Working data |
----

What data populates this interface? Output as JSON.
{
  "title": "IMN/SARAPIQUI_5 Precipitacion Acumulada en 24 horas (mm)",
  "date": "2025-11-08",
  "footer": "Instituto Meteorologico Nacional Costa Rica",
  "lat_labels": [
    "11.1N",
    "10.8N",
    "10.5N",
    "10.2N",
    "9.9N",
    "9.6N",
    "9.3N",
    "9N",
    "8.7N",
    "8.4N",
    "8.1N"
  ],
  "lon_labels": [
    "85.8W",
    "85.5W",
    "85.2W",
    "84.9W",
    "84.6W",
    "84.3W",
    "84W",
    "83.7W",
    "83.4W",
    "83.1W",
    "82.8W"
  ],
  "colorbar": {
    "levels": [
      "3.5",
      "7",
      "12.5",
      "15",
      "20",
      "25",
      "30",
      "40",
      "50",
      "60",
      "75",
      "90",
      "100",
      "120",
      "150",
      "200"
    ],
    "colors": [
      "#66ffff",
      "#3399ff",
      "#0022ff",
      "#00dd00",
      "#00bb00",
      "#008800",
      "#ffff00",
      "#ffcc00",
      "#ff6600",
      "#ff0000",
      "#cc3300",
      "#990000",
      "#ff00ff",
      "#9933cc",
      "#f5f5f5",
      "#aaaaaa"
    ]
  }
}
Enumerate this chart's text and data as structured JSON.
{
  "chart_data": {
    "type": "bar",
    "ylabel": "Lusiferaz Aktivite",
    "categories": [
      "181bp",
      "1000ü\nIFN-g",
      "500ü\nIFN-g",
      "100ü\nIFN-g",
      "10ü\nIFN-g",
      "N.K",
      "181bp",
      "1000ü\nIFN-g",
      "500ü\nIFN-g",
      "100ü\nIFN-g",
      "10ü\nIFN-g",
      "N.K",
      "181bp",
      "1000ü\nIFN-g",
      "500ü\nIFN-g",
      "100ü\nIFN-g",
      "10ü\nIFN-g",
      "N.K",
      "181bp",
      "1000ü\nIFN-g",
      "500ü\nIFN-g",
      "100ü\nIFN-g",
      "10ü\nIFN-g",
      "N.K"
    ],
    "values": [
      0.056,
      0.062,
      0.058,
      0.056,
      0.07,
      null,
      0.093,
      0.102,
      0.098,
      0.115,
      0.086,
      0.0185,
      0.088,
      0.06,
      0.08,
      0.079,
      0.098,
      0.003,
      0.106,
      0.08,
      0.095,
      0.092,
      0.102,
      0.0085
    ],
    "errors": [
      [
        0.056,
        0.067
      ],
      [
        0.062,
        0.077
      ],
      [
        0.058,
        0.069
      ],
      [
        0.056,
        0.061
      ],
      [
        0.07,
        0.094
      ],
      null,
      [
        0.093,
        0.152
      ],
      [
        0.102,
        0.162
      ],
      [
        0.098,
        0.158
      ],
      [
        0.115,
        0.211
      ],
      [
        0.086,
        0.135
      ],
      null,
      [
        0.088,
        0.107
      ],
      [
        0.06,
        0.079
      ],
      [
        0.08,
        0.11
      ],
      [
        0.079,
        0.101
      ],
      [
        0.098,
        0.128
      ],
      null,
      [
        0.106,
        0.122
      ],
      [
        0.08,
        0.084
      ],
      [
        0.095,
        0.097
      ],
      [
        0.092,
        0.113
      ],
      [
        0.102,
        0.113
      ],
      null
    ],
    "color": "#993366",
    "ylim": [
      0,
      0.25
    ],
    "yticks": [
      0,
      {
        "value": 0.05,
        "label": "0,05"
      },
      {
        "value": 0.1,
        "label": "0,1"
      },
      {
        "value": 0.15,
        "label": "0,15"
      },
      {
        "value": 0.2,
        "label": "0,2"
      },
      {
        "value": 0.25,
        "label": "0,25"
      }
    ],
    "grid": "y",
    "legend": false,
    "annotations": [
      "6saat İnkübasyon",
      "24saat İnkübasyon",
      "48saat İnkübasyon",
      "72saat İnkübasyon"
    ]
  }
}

----

The task | Your task is to reproduce all of the records exactly.

Exercise result |
What data populates this interface? Output as JSON.
{
  "title": "IMN/SARAPIQUI_5 Precipitacion Acumulada en 24 horas (mm)",
  "date": "2025-11-08",
  "footer": "Instituto Meteorologico Nacional Costa Rica",
  "lat_labels": [
    "11.1N",
    "10.8N",
    "10.5N",
    "10.2N",
    "9.9N",
    "9.6N",
    "9.3N",
    "9N",
    "8.7N",
    "8.4N",
    "8.1N"
  ],
  "lon_labels": [
    "85.8W",
    "85.5W",
    "85.2W",
    "84.9W",
    "84.6W",
    "84.3W",
    "84W",
    "83.7W",
    "83.4W",
    "83.1W",
    "82.8W"
  ],
  "colorbar": {
    "levels": [
      "3.5",
      "7",
      "12.5",
      "15",
      "20",
      "25",
      "30",
      "40",
      "50",
      "60",
      "75",
      "90",
      "100",
      "120",
      "150",
      "200"
    ],
    "colors": [
      "#66ffff",
      "#3399ff",
      "#0022ff",
      "#00dd00",
      "#00bb00",
      "#008800",
      "#ffff00",
      "#ffcc00",
      "#ff6600",
      "#ff0000",
      "#cc3300",
      "#990000",
      "#ff00ff",
      "#9933cc",
      "#f5f5f5",
      "#aaaaaa"
    ]
  }
}
Enumerate this chart's text and data as structured JSON.
{
  "chart_data": {
    "type": "bar",
    "ylabel": "Lusiferaz Aktivite",
    "categories": [
      "181bp",
      "1000ü\nIFN-g",
      "500ü\nIFN-g",
      "100ü\nIFN-g",
      "10ü\nIFN-g",
      "N.K",
      "181bp",
      "1000ü\nIFN-g",
      "500ü\nIFN-g",
      "100ü\nIFN-g",
      "10ü\nIFN-g",
      "N.K",
      "181bp",
      "1000ü\nIFN-g",
      "500ü\nIFN-g",
      "100ü\nIFN-g",
      "10ü\nIFN-g",
      "N.K",
      "181bp",
      "1000ü\nIFN-g",
      "500ü\nIFN-g",
      "100ü\nIFN-g",
      "10ü\nIFN-g",
      "N.K"
    ],
    "values": [
      0.056,
      0.062,
      0.058,
      0.056,
      0.07,
      null,
      0.093,
      0.102,
      0.098,
      0.115,
      0.086,
      0.0185,
      0.088,
      0.06,
      0.08,
      0.079,
      0.098,
      0.003,
      0.106,
      0.08,
      0.095,
      0.092,
      0.102,
      0.0085
    ],
    "errors": [
      [
        0.056,
        0.067
      ],
      [
        0.062,
        0.077
      ],
      [
        0.058,
        0.069
      ],
      [
        0.056,
        0.061
      ],
      [
        0.07,
        0.094
      ],
      null,
      [
        0.093,
        0.152
      ],
      [
        0.102,
        0.162
      ],
      [
        0.098,
        0.158
      ],
      [
        0.115,
        0.211
      ],
      [
        0.086,
        0.135
      ],
      null,
      [
        0.088,
        0.107
      ],
      [
        0.06,
        0.079
      ],
      [
        0.08,
        0.11
      ],
      [
        0.079,
        0.101
      ],
      [
        0.098,
        0.128
      ],
      null,
      [
        0.106,
        0.122
      ],
      [
        0.08,
        0.084
      ],
      [
        0.095,
        0.097
      ],
      [
        0.092,
        0.113
      ],
      [
        0.102,
        0.113
      ],
      null
    ],
    "color": "#993366",
    "ylim": [
      0,
      0.25
    ],
    "yticks": [
      0,
      {
        "value": 0.05,
        "label": "0,05"
      },
      {
        "value": 0.1,
        "label": "0,1"
      },
      {
        "value": 0.15,
        "label": "0,15"
      },
      {
        "value": 0.2,
        "label": "0,2"
      },
      {
        "value": 0.25,
        "label": "0,25"
      }
    ],
    "grid": "y",
    "legend": false,
    "annotations": [
      "6saat İnkübasyon",
      "24saat İnkübasyon",
      "48saat İnkübasyon",
      "72saat İnkübasyon"
    ]
  }
}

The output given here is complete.